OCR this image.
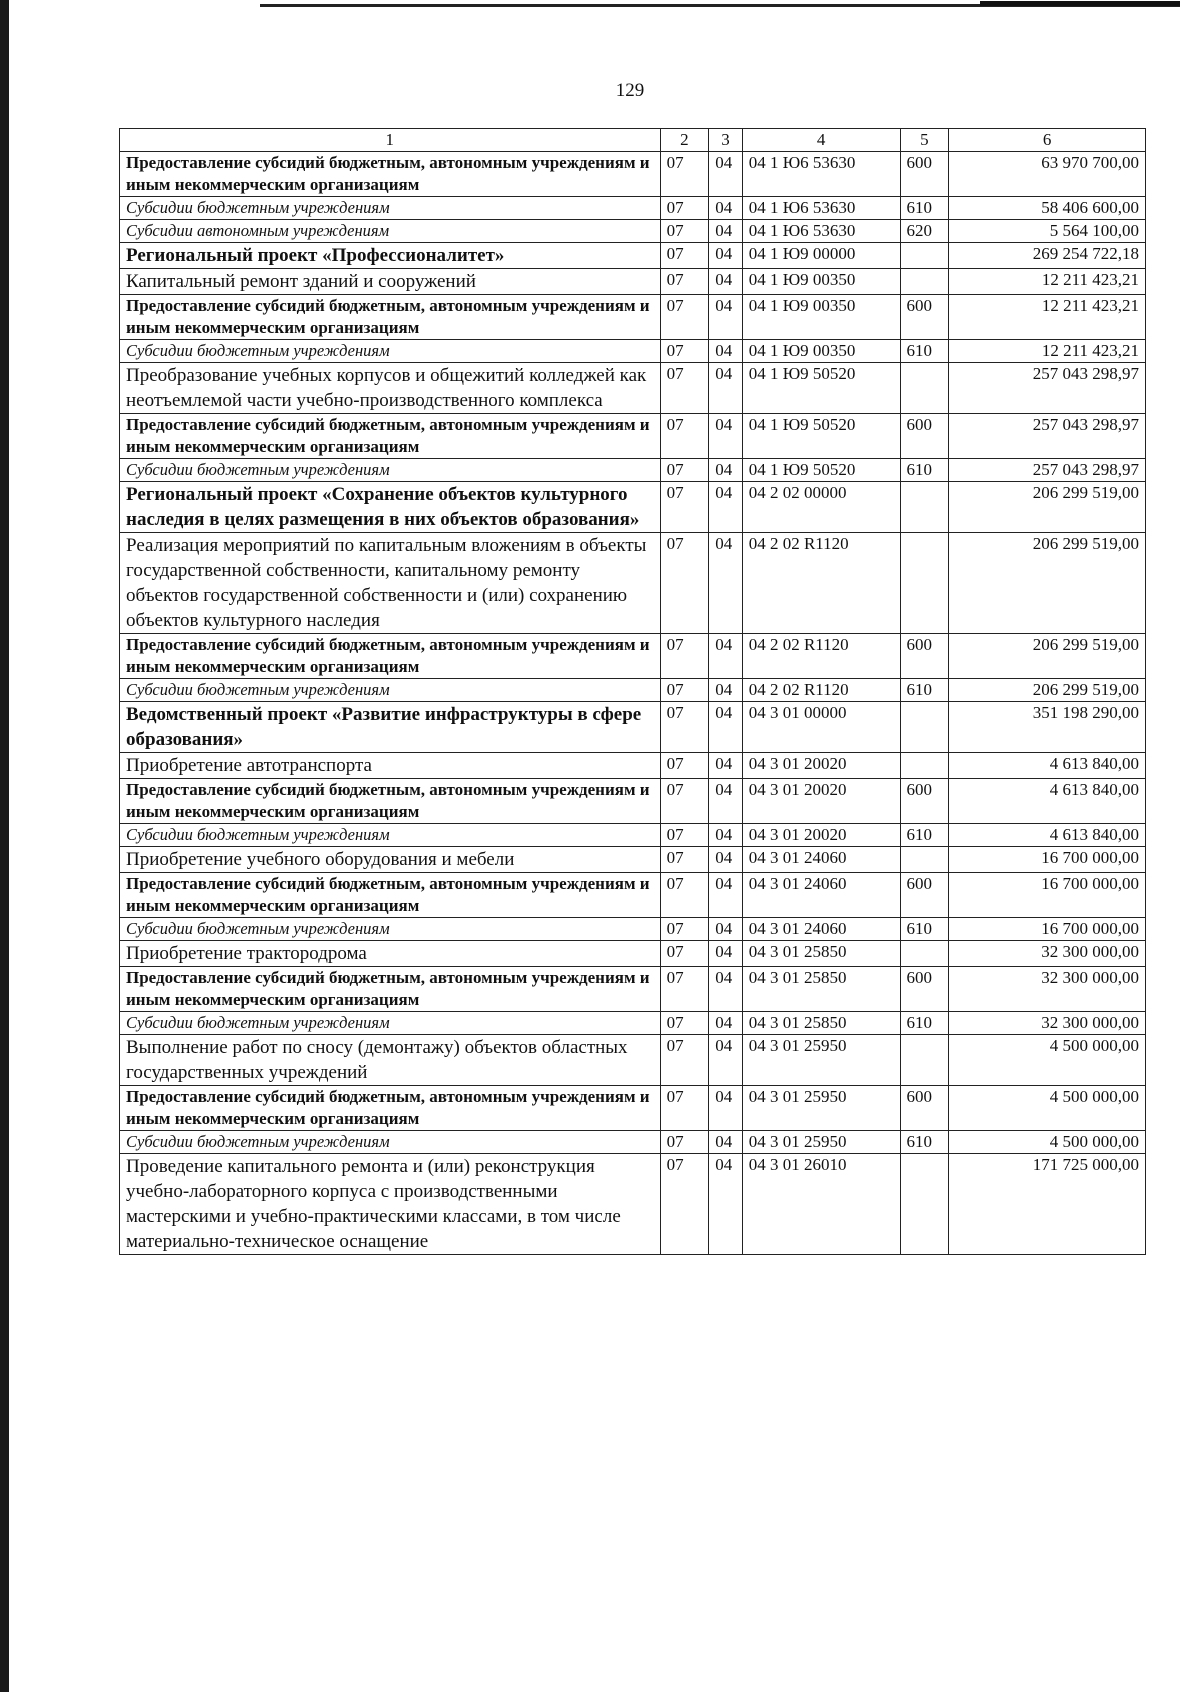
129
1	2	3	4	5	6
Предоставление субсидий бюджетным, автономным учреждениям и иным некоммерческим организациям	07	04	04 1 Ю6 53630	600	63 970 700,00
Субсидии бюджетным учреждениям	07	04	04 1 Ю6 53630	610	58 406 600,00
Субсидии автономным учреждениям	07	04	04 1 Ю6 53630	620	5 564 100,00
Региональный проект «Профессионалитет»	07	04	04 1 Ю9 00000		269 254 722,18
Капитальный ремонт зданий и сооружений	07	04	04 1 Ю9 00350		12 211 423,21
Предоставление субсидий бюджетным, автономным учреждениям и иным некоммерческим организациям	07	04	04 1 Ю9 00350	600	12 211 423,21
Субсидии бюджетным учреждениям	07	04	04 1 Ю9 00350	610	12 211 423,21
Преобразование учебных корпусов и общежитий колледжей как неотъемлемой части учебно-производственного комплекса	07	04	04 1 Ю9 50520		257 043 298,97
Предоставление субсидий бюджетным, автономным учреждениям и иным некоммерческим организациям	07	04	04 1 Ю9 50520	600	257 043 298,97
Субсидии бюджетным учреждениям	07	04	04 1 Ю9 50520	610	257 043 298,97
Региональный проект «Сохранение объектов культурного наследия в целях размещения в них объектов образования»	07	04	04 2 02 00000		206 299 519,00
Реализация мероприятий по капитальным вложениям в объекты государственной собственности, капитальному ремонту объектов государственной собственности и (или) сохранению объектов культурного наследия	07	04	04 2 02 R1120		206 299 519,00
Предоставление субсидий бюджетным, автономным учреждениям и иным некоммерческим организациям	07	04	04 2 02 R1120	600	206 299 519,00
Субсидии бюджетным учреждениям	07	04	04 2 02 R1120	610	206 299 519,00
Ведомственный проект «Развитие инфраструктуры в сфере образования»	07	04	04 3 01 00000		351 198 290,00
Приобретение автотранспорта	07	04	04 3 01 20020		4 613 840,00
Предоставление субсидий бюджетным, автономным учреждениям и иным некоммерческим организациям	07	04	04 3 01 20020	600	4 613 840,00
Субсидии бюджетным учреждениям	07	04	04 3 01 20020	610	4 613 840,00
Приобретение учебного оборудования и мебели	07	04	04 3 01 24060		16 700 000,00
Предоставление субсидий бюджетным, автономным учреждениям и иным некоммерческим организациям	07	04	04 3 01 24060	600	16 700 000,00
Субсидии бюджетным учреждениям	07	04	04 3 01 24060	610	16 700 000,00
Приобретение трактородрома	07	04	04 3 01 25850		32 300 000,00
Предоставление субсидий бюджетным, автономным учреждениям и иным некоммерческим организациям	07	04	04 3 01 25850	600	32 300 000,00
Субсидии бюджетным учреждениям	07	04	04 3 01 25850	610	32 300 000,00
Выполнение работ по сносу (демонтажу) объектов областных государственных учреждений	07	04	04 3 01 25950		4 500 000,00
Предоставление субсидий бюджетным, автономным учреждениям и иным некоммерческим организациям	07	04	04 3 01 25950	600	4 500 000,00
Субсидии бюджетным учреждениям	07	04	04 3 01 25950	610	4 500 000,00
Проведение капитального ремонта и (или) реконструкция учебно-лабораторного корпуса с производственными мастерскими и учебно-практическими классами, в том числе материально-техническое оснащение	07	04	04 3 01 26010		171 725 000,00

....

Work instructions:
Copy the listing exactly. Any image in it stays out of the copy.

Written reply:
OCR this image.
129
1	2	3	4	5	6
Предоставление субсидий бюджетным, автономным учреждениям и иным некоммерческим организациям	07	04	04 1 Ю6 53630	600	63 970 700,00
Субсидии бюджетным учреждениям	07	04	04 1 Ю6 53630	610	58 406 600,00
Субсидии автономным учреждениям	07	04	04 1 Ю6 53630	620	5 564 100,00
Региональный проект «Профессионалитет»	07	04	04 1 Ю9 00000		269 254 722,18
Капитальный ремонт зданий и сооружений	07	04	04 1 Ю9 00350		12 211 423,21
Предоставление субсидий бюджетным, автономным учреждениям и иным некоммерческим организациям	07	04	04 1 Ю9 00350	600	12 211 423,21
Субсидии бюджетным учреждениям	07	04	04 1 Ю9 00350	610	12 211 423,21
Преобразование учебных корпусов и общежитий колледжей как неотъемлемой части учебно-производственного комплекса	07	04	04 1 Ю9 50520		257 043 298,97
Предоставление субсидий бюджетным, автономным учреждениям и иным некоммерческим организациям	07	04	04 1 Ю9 50520	600	257 043 298,97
Субсидии бюджетным учреждениям	07	04	04 1 Ю9 50520	610	257 043 298,97
Региональный проект «Сохранение объектов культурного наследия в целях размещения в них объектов образования»	07	04	04 2 02 00000		206 299 519,00
Реализация мероприятий по капитальным вложениям в объекты государственной собственности, капитальному ремонту объектов государственной собственности и (или) сохранению объектов культурного наследия	07	04	04 2 02 R1120		206 299 519,00
Предоставление субсидий бюджетным, автономным учреждениям и иным некоммерческим организациям	07	04	04 2 02 R1120	600	206 299 519,00
Субсидии бюджетным учреждениям	07	04	04 2 02 R1120	610	206 299 519,00
Ведомственный проект «Развитие инфраструктуры в сфере образования»	07	04	04 3 01 00000		351 198 290,00
Приобретение автотранспорта	07	04	04 3 01 20020		4 613 840,00
Предоставление субсидий бюджетным, автономным учреждениям и иным некоммерческим организациям	07	04	04 3 01 20020	600	4 613 840,00
Субсидии бюджетным учреждениям	07	04	04 3 01 20020	610	4 613 840,00
Приобретение учебного оборудования и мебели	07	04	04 3 01 24060		16 700 000,00
Предоставление субсидий бюджетным, автономным учреждениям и иным некоммерческим организациям	07	04	04 3 01 24060	600	16 700 000,00
Субсидии бюджетным учреждениям	07	04	04 3 01 24060	610	16 700 000,00
Приобретение трактородрома	07	04	04 3 01 25850		32 300 000,00
Предоставление субсидий бюджетным, автономным учреждениям и иным некоммерческим организациям	07	04	04 3 01 25850	600	32 300 000,00
Субсидии бюджетным учреждениям	07	04	04 3 01 25850	610	32 300 000,00
Выполнение работ по сносу (демонтажу) объектов областных государственных учреждений	07	04	04 3 01 25950		4 500 000,00
Предоставление субсидий бюджетным, автономным учреждениям и иным некоммерческим организациям	07	04	04 3 01 25950	600	4 500 000,00
Субсидии бюджетным учреждениям	07	04	04 3 01 25950	610	4 500 000,00
Проведение капитального ремонта и (или) реконструкция учебно-лабораторного корпуса с производственными мастерскими и учебно-практическими классами, в том числе материально-техническое оснащение	07	04	04 3 01 26010		171 725 000,00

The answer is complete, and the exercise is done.